## Given exercise:
Go through the lines below. Copy those with "dash".

## Provided information:
** Begin **

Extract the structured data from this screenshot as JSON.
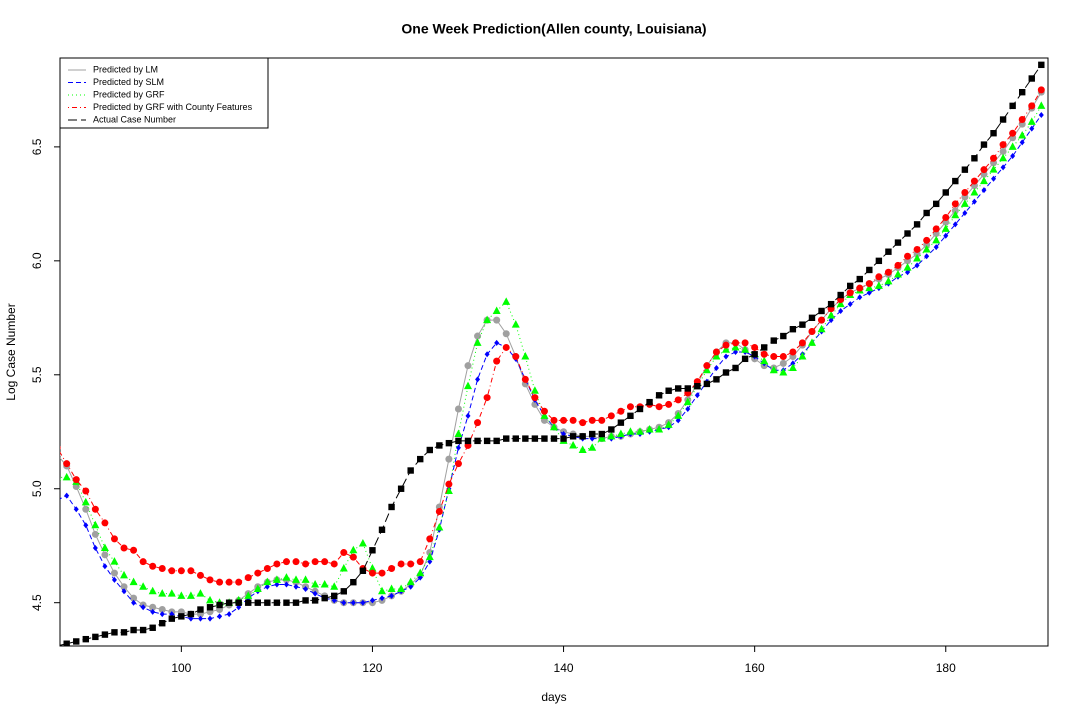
{
  "chart_data": {
    "type": "line",
    "title": "One Week Prediction(Allen county, Louisiana)",
    "x_label": "days",
    "y_label": "Log Case Number",
    "xlim": [
      87.3,
      190.7
    ],
    "ylim": [
      4.31,
      6.89
    ],
    "xticks": [
      100,
      120,
      140,
      160,
      180
    ],
    "yticks": [
      4.5,
      {
        "value": 5,
        "label": "5.0"
      },
      5.5,
      {
        "value": 6,
        "label": "6.0"
      },
      6.5
    ],
    "legend": "top-left",
    "x": [
      87,
      88,
      89,
      90,
      91,
      92,
      93,
      94,
      95,
      96,
      97,
      98,
      99,
      100,
      101,
      102,
      103,
      104,
      105,
      106,
      107,
      108,
      109,
      110,
      111,
      112,
      113,
      114,
      115,
      116,
      117,
      118,
      119,
      120,
      121,
      122,
      123,
      124,
      125,
      126,
      127,
      128,
      129,
      130,
      131,
      132,
      133,
      134,
      135,
      136,
      137,
      138,
      139,
      140,
      141,
      142,
      143,
      144,
      145,
      146,
      147,
      148,
      149,
      150,
      151,
      152,
      153,
      154,
      155,
      156,
      157,
      158,
      159,
      160,
      161,
      162,
      163,
      164,
      165,
      166,
      167,
      168,
      169,
      170,
      171,
      172,
      173,
      174,
      175,
      176,
      177,
      178,
      179,
      180,
      181,
      182,
      183,
      184,
      185,
      186,
      187,
      188,
      189,
      190
    ],
    "series": [
      {
        "name": "Predicted by LM",
        "color": "#a0a0a0",
        "dash": "solid",
        "marker": "circle",
        "values": [
          5.15,
          5.1,
          5.01,
          4.91,
          4.8,
          4.71,
          4.63,
          4.57,
          4.52,
          4.49,
          4.48,
          4.47,
          4.46,
          4.46,
          4.45,
          4.45,
          4.46,
          4.47,
          4.49,
          4.51,
          4.54,
          4.57,
          4.59,
          4.6,
          4.6,
          4.59,
          4.57,
          4.55,
          4.53,
          4.51,
          4.5,
          4.5,
          4.5,
          4.5,
          4.51,
          4.53,
          4.55,
          4.58,
          4.62,
          4.72,
          4.92,
          5.13,
          5.35,
          5.54,
          5.67,
          5.74,
          5.74,
          5.68,
          5.58,
          5.46,
          5.37,
          5.3,
          5.27,
          5.25,
          5.24,
          5.23,
          5.23,
          5.22,
          5.23,
          5.23,
          5.24,
          5.25,
          5.26,
          5.27,
          5.29,
          5.33,
          5.39,
          5.46,
          5.54,
          5.6,
          5.64,
          5.64,
          5.61,
          5.57,
          5.54,
          5.53,
          5.55,
          5.58,
          5.63,
          5.69,
          5.74,
          5.79,
          5.83,
          5.86,
          5.88,
          5.9,
          5.92,
          5.94,
          5.97,
          6.0,
          6.03,
          6.07,
          6.12,
          6.17,
          6.22,
          6.28,
          6.33,
          6.38,
          6.43,
          6.48,
          6.54,
          6.6,
          6.67,
          6.74
        ]
      },
      {
        "name": "Predicted by SLM",
        "color": "#0000ff",
        "dash": "dashed",
        "marker": "diamond",
        "values": [
          4.95,
          4.97,
          4.91,
          4.84,
          4.74,
          4.66,
          4.6,
          4.55,
          4.5,
          4.48,
          4.46,
          4.45,
          4.45,
          4.44,
          4.43,
          4.43,
          4.43,
          4.44,
          4.45,
          4.48,
          4.52,
          4.55,
          4.57,
          4.58,
          4.58,
          4.57,
          4.56,
          4.54,
          4.52,
          4.51,
          4.5,
          4.5,
          4.5,
          4.51,
          4.52,
          4.53,
          4.55,
          4.57,
          4.61,
          4.68,
          4.82,
          5.0,
          5.18,
          5.32,
          5.48,
          5.59,
          5.64,
          5.62,
          5.57,
          5.48,
          5.39,
          5.32,
          5.27,
          5.24,
          5.23,
          5.22,
          5.22,
          5.22,
          5.22,
          5.23,
          5.24,
          5.24,
          5.25,
          5.26,
          5.27,
          5.3,
          5.35,
          5.41,
          5.47,
          5.53,
          5.58,
          5.6,
          5.6,
          5.58,
          5.55,
          5.52,
          5.52,
          5.55,
          5.59,
          5.64,
          5.69,
          5.74,
          5.78,
          5.81,
          5.84,
          5.86,
          5.88,
          5.9,
          5.93,
          5.95,
          5.98,
          6.02,
          6.06,
          6.11,
          6.16,
          6.21,
          6.26,
          6.31,
          6.36,
          6.41,
          6.46,
          6.52,
          6.58,
          6.64
        ]
      },
      {
        "name": "Predicted by GRF",
        "color": "#00ff00",
        "dash": "dotted",
        "marker": "triangle",
        "values": [
          5.05,
          5.05,
          5.03,
          4.94,
          4.84,
          4.74,
          4.68,
          4.62,
          4.59,
          4.57,
          4.55,
          4.54,
          4.54,
          4.53,
          4.53,
          4.54,
          4.51,
          4.5,
          4.5,
          4.51,
          4.53,
          4.56,
          4.59,
          4.6,
          4.61,
          4.6,
          4.6,
          4.58,
          4.58,
          4.57,
          4.65,
          4.73,
          4.76,
          4.65,
          4.55,
          4.56,
          4.56,
          4.59,
          4.63,
          4.7,
          4.83,
          4.99,
          5.24,
          5.45,
          5.64,
          5.74,
          5.78,
          5.82,
          5.72,
          5.58,
          5.43,
          5.32,
          5.27,
          5.21,
          5.19,
          5.17,
          5.18,
          5.22,
          5.23,
          5.24,
          5.25,
          5.25,
          5.26,
          5.26,
          5.28,
          5.32,
          5.38,
          5.45,
          5.52,
          5.58,
          5.61,
          5.62,
          5.61,
          5.59,
          5.56,
          5.52,
          5.51,
          5.53,
          5.58,
          5.64,
          5.7,
          5.76,
          5.81,
          5.85,
          5.87,
          5.88,
          5.89,
          5.91,
          5.94,
          5.97,
          6.01,
          6.05,
          6.09,
          6.14,
          6.2,
          6.25,
          6.3,
          6.35,
          6.4,
          6.45,
          6.5,
          6.55,
          6.61,
          6.68
        ]
      },
      {
        "name": "Predicted by GRF with County Features",
        "color": "#ff0000",
        "dash": "dotdash",
        "marker": "circle",
        "values": [
          5.18,
          5.11,
          5.04,
          4.99,
          4.91,
          4.85,
          4.78,
          4.74,
          4.73,
          4.68,
          4.66,
          4.65,
          4.64,
          4.64,
          4.64,
          4.62,
          4.6,
          4.59,
          4.59,
          4.59,
          4.61,
          4.63,
          4.65,
          4.67,
          4.68,
          4.68,
          4.67,
          4.68,
          4.68,
          4.67,
          4.72,
          4.7,
          4.65,
          4.63,
          4.63,
          4.65,
          4.67,
          4.67,
          4.68,
          4.78,
          4.9,
          5.02,
          5.11,
          5.19,
          5.29,
          5.4,
          5.56,
          5.62,
          5.58,
          5.48,
          5.4,
          5.34,
          5.3,
          5.3,
          5.3,
          5.29,
          5.3,
          5.3,
          5.32,
          5.34,
          5.36,
          5.36,
          5.37,
          5.36,
          5.37,
          5.39,
          5.42,
          5.47,
          5.54,
          5.6,
          5.63,
          5.64,
          5.64,
          5.62,
          5.59,
          5.58,
          5.58,
          5.6,
          5.64,
          5.69,
          5.74,
          5.79,
          5.83,
          5.86,
          5.88,
          5.9,
          5.93,
          5.95,
          5.98,
          6.02,
          6.05,
          6.09,
          6.14,
          6.19,
          6.25,
          6.3,
          6.35,
          6.4,
          6.45,
          6.51,
          6.56,
          6.62,
          6.68,
          6.75
        ]
      },
      {
        "name": "Actual Case Number",
        "color": "#000000",
        "dash": "longdash",
        "marker": "square",
        "values": [
          4.31,
          4.32,
          4.33,
          4.34,
          4.35,
          4.36,
          4.37,
          4.37,
          4.38,
          4.38,
          4.39,
          4.41,
          4.43,
          4.44,
          4.45,
          4.47,
          4.48,
          4.49,
          4.5,
          4.5,
          4.5,
          4.5,
          4.5,
          4.5,
          4.5,
          4.5,
          4.51,
          4.51,
          4.52,
          4.53,
          4.55,
          4.59,
          4.64,
          4.73,
          4.82,
          4.92,
          5.0,
          5.08,
          5.13,
          5.17,
          5.19,
          5.2,
          5.21,
          5.21,
          5.21,
          5.21,
          5.21,
          5.22,
          5.22,
          5.22,
          5.22,
          5.22,
          5.22,
          5.22,
          5.23,
          5.23,
          5.24,
          5.24,
          5.26,
          5.29,
          5.32,
          5.35,
          5.38,
          5.41,
          5.43,
          5.44,
          5.44,
          5.45,
          5.46,
          5.48,
          5.51,
          5.53,
          5.57,
          5.59,
          5.62,
          5.65,
          5.67,
          5.7,
          5.72,
          5.75,
          5.78,
          5.81,
          5.85,
          5.89,
          5.92,
          5.96,
          6.0,
          6.04,
          6.08,
          6.12,
          6.16,
          6.21,
          6.25,
          6.3,
          6.35,
          6.4,
          6.45,
          6.51,
          6.56,
          6.62,
          6.68,
          6.74,
          6.8,
          6.86
        ]
      }
    ]
  }
}
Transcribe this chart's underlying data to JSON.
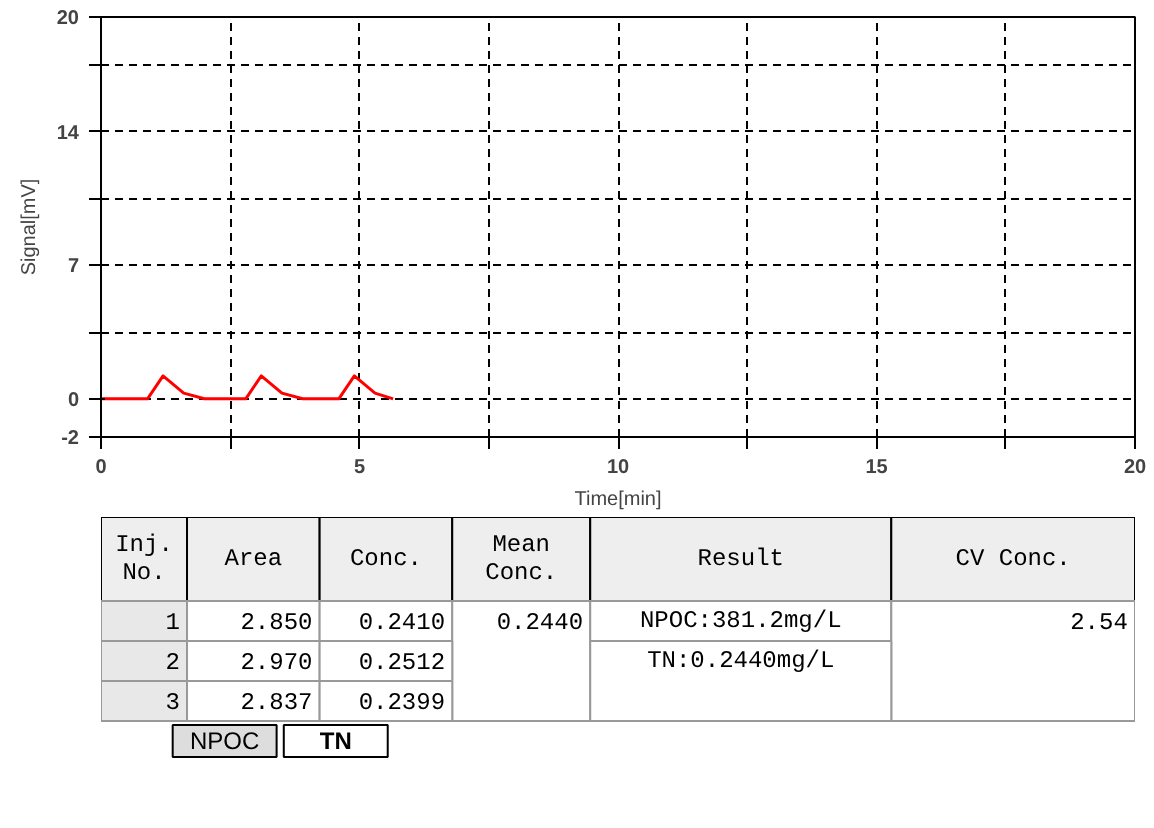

** End **

## Task solution:
        "dash": "solid",
        "dash": "dashed",
        "dash": "dotted",
        "dash": "dotdash",
        "dash": "longdash",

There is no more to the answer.